[Aim] In the Ashby Manor Historic District article, condense the paragraph that begins "The houses generally follow" into a short bulleted list that keeps its main facts.

[Page excerpt]
Historic district in Iowa, United States

The Ashby Manor Historic District is located in northwest Des Moines, Iowa, United States. It is a residential area that lies between Beaver Avenue, which is a major north–south artery, on the west and Ashby Park on the east. The historic period of the housing was 1925–1941. The street layout follows a curving pattern, which differentiates it from the grid pattern of the surrounding area. The streets also feature a mature tree canopy. The historic district has 148 properties of which 99 are houses and 49 are garages. Ninety-one properties are considered contributing properties and 57 are noncontributing. It has been listed on the National Register of Historic Places since 1992. It is a part of the Suburban Development in Des Moines Between the World Wars, 1918--1941 MPS.

==Architecture==
The houses generally follow the conventional Tudor Revival and Colonial Revival styles as well a local variation of the Tudor style called "Beaverdale Brick". There are both brick and frame structures that are 1½ and 2-stories and feature intersecting gables. A few of the houses are also constructed of limestone and of concrete block masonry. Some of the houses have a garage integrated into the houses design. Others were not built with garages and they were added at some point after World War II, and therefore do not contribute to the historic nature of the neighborhood. The more modern garages are also located behind the house and do not detract from the historic appearance of the neighborhood. In general, the garages are front gable structures that were built to house one car. Most of the houses are modest in scale, which reflects their construction during the Great Depression, but there are a few examples of the high-style.

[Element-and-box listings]
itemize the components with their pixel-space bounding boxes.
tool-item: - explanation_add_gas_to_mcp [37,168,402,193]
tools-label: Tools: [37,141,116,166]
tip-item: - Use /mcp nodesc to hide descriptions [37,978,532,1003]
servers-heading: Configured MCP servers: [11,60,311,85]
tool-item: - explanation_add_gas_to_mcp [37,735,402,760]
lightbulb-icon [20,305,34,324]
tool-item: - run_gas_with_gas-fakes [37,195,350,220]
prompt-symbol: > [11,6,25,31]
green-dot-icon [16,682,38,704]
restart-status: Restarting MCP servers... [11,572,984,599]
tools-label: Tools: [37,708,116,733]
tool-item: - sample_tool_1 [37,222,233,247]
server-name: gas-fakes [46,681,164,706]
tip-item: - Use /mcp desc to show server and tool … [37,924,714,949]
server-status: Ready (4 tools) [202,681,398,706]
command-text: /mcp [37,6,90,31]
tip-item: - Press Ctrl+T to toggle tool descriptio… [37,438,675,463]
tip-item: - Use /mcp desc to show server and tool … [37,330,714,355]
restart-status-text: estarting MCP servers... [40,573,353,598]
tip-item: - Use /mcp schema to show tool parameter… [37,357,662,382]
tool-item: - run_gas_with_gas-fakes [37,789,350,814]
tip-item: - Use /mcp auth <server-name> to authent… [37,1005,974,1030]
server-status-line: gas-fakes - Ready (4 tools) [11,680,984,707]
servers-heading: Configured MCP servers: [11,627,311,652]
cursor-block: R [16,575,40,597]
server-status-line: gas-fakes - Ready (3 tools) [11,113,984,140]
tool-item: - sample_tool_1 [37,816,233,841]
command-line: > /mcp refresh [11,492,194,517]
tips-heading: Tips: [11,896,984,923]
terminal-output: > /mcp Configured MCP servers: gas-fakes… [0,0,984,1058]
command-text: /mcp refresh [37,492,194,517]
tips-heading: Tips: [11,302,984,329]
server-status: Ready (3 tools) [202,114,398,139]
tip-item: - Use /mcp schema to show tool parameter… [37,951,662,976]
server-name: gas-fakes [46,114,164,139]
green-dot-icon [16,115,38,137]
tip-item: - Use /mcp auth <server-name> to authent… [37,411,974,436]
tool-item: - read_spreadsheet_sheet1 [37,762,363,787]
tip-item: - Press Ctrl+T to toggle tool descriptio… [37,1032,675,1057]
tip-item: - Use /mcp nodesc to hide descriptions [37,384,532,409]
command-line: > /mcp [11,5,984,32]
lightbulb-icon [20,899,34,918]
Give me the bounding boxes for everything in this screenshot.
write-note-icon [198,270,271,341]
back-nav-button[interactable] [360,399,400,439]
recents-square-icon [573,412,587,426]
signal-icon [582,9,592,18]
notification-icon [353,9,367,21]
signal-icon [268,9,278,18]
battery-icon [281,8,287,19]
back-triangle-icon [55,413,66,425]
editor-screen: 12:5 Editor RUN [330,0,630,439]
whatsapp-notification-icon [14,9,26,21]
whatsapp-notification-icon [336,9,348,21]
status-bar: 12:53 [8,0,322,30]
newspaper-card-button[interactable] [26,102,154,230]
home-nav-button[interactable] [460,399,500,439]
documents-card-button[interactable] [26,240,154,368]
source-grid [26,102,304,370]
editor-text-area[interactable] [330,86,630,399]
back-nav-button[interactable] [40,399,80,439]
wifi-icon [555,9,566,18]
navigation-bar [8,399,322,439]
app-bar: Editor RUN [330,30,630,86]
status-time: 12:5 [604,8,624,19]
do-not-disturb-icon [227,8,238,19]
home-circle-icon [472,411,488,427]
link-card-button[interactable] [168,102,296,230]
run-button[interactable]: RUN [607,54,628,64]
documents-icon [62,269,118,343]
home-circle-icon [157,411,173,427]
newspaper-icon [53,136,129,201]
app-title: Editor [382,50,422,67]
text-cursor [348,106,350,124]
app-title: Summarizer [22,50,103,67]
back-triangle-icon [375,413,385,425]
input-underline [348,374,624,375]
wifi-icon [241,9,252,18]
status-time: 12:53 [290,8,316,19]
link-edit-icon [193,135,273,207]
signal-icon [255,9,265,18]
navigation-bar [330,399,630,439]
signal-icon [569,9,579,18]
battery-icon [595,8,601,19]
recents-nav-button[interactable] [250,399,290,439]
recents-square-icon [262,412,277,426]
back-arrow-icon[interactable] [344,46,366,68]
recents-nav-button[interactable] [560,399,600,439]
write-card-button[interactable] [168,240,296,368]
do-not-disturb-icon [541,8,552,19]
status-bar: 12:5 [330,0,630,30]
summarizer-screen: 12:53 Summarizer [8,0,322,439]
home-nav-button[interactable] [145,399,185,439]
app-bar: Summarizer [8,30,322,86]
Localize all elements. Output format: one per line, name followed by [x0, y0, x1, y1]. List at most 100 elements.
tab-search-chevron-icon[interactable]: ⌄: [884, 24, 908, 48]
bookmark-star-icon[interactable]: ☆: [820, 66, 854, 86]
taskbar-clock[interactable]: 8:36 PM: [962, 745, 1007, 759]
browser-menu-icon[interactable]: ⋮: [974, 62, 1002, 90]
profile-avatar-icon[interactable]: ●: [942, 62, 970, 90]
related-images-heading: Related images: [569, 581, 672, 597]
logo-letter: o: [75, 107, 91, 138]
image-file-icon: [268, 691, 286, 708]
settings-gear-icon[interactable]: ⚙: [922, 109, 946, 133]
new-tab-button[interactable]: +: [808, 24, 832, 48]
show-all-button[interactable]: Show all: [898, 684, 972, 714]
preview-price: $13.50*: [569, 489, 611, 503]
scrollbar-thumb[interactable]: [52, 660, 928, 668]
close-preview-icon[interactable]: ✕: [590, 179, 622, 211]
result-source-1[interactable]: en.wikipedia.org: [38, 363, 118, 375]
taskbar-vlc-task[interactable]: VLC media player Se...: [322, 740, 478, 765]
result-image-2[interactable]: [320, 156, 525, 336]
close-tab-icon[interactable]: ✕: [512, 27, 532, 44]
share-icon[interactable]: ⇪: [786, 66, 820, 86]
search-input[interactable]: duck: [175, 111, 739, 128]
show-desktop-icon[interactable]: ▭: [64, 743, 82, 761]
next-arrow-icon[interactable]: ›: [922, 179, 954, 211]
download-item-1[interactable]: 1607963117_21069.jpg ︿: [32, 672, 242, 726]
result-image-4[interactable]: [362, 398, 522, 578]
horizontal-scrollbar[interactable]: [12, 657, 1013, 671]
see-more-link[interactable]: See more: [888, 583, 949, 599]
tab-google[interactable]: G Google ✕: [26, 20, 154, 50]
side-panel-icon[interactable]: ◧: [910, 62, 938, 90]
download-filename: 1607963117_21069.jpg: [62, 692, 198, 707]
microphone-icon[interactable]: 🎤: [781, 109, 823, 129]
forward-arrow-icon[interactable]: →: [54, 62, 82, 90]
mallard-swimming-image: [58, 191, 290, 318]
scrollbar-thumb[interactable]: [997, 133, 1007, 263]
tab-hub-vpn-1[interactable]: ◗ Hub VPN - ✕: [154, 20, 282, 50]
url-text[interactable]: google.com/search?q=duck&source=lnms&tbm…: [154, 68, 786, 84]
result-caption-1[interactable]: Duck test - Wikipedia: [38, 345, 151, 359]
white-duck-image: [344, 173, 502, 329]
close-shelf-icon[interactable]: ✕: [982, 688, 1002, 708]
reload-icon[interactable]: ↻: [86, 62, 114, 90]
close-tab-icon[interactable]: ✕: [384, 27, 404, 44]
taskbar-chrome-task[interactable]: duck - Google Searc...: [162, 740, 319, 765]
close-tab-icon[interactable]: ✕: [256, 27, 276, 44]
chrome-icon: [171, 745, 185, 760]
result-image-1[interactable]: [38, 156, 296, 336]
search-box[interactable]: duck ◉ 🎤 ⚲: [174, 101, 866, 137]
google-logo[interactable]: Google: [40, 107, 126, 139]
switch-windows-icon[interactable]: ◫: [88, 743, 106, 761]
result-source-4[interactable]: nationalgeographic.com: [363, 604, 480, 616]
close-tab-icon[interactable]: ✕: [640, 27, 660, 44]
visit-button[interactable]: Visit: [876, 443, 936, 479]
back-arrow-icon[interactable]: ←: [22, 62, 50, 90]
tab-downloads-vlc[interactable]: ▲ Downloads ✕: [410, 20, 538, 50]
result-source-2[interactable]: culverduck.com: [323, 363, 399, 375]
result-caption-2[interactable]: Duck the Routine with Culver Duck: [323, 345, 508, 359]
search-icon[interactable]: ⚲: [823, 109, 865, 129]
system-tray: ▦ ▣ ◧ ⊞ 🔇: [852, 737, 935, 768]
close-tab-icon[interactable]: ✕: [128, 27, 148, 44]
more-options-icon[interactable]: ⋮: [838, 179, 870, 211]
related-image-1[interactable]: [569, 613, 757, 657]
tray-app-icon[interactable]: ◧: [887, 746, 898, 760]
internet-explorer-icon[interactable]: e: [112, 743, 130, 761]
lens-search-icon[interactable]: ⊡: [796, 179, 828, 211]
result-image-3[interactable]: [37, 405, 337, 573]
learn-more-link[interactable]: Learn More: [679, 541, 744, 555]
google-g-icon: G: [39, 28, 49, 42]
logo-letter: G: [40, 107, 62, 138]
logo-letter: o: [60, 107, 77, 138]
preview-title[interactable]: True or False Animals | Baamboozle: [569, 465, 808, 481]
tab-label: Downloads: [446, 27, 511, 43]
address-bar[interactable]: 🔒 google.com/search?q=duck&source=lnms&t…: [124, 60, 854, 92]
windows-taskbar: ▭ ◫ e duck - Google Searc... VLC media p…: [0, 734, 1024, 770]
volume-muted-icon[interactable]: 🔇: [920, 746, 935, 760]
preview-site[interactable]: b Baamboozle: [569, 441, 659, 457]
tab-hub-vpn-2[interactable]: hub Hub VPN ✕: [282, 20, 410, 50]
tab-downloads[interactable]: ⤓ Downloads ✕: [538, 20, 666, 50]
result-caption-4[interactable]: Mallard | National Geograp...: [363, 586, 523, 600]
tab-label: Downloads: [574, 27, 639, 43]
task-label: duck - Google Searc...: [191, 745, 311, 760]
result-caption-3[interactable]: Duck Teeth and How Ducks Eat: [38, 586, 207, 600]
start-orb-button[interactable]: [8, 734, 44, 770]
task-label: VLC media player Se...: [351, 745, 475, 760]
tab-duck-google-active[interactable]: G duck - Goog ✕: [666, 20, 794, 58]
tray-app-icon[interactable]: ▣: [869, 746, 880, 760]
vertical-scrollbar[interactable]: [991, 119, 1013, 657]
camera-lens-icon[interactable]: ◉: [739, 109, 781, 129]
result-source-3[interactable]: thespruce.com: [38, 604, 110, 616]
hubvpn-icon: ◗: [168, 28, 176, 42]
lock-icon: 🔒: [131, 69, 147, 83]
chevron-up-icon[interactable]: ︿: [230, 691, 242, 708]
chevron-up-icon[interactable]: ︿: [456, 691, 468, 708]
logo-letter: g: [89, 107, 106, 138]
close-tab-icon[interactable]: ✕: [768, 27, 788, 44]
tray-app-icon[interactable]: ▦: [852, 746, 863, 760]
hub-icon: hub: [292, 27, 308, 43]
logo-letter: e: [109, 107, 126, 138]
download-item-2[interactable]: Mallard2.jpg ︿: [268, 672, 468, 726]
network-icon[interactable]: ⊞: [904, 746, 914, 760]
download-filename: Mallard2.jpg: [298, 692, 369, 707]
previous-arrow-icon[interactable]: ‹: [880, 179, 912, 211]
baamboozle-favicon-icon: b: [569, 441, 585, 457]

[Correct result]
- Styles: Tudor Revival, Colonial Revival, and a local Tudor variant called "Beaverdale Brick"
- Brick and frame houses of 1½ and 2 stories with intersecting gables; a few are limestone or concrete block masonry
- Some houses have garages built into their design.
- Other houses got garages after World War II. These garages don't contribute to the neighborhood's historic nature, but they sit behind the houses and don't detract from its historic appearance.
- Garages are generally front-gable, one-car structures
- Most houses are modest in scale, reflecting construction during the Great Depression, with a few high-style examples